> [Task material]:
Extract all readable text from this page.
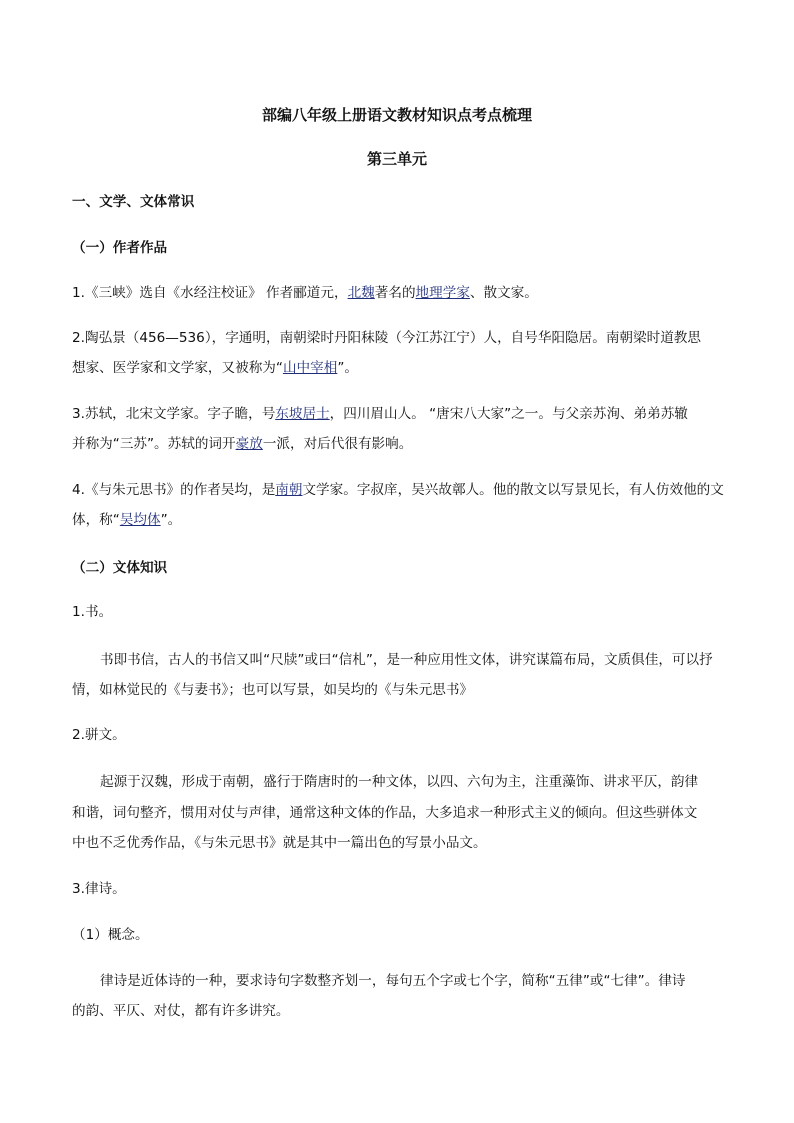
部编八年级上册语文教材知识点考点梳理
第三单元
一、文学、文体常识
（一）作者作品
1.《三峡》选自《水经注校证》 作者郦道元，北魏著名的地理学家、散文家。
2.陶弘景（456—536），字通明，南朝梁时丹阳秣陵（今江苏江宁）人，自号华阳隐居。南朝梁时道教思
想家、医学家和文学家，又被称为“山中宰相”。
3.苏轼，北宋文学家。字子瞻，号东坡居士，四川眉山人。 “唐宋八大家”之一。与父亲苏洵、弟弟苏辙
并称为“三苏”。苏轼的词开豪放一派，对后代很有影响。
4.《与朱元思书》的作者吴均，是南朝文学家。字叔庠，吴兴故鄣人。他的散文以写景见长，有人仿效他的文
体，称“吴均体”。
（二）文体知识
1.书。
书即书信，古人的书信又叫“尺牍”或曰“信札”，是一种应用性文体，讲究谋篇布局，文质俱佳，可以抒
情，如林觉民的《与妻书》；也可以写景，如吴均的《与朱元思书》
2.骈文。
起源于汉魏，形成于南朝，盛行于隋唐时的一种文体，以四、六句为主，注重藻饰、讲求平仄，韵律
和谐，词句整齐，惯用对仗与声律，通常这种文体的作品，大多追求一种形式主义的倾向。但这些骈体文
中也不乏优秀作品，《与朱元思书》就是其中一篇出色的写景小品文。
3.律诗。
（1）概念。
律诗是近体诗的一种，要求诗句字数整齐划一，每句五个字或七个字，简称“五律”或“七律”。律诗
的韵、平仄、对仗，都有许多讲究。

> [Instructions to follow]: Pictures are to be left out; repeat all the remaining data exactly.

> [Exercise answer]:
Extract all readable text from this page.
部编八年级上册语文教材知识点考点梳理
第三单元
一、文学、文体常识
（一）作者作品
1.《三峡》选自《水经注校证》 作者郦道元，北魏著名的地理学家、散文家。
2.陶弘景（456—536），字通明，南朝梁时丹阳秣陵（今江苏江宁）人，自号华阳隐居。南朝梁时道教思
想家、医学家和文学家，又被称为“山中宰相”。
3.苏轼，北宋文学家。字子瞻，号东坡居士，四川眉山人。 “唐宋八大家”之一。与父亲苏洵、弟弟苏辙
并称为“三苏”。苏轼的词开豪放一派，对后代很有影响。
4.《与朱元思书》的作者吴均，是南朝文学家。字叔庠，吴兴故鄣人。他的散文以写景见长，有人仿效他的文
体，称“吴均体”。
（二）文体知识
1.书。
书即书信，古人的书信又叫“尺牍”或曰“信札”，是一种应用性文体，讲究谋篇布局，文质俱佳，可以抒
情，如林觉民的《与妻书》；也可以写景，如吴均的《与朱元思书》
2.骈文。
起源于汉魏，形成于南朝，盛行于隋唐时的一种文体，以四、六句为主，注重藻饰、讲求平仄，韵律
和谐，词句整齐，惯用对仗与声律，通常这种文体的作品，大多追求一种形式主义的倾向。但这些骈体文
中也不乏优秀作品，《与朱元思书》就是其中一篇出色的写景小品文。
3.律诗。
（1）概念。
律诗是近体诗的一种，要求诗句字数整齐划一，每句五个字或七个字，简称“五律”或“七律”。律诗
的韵、平仄、对仗，都有许多讲究。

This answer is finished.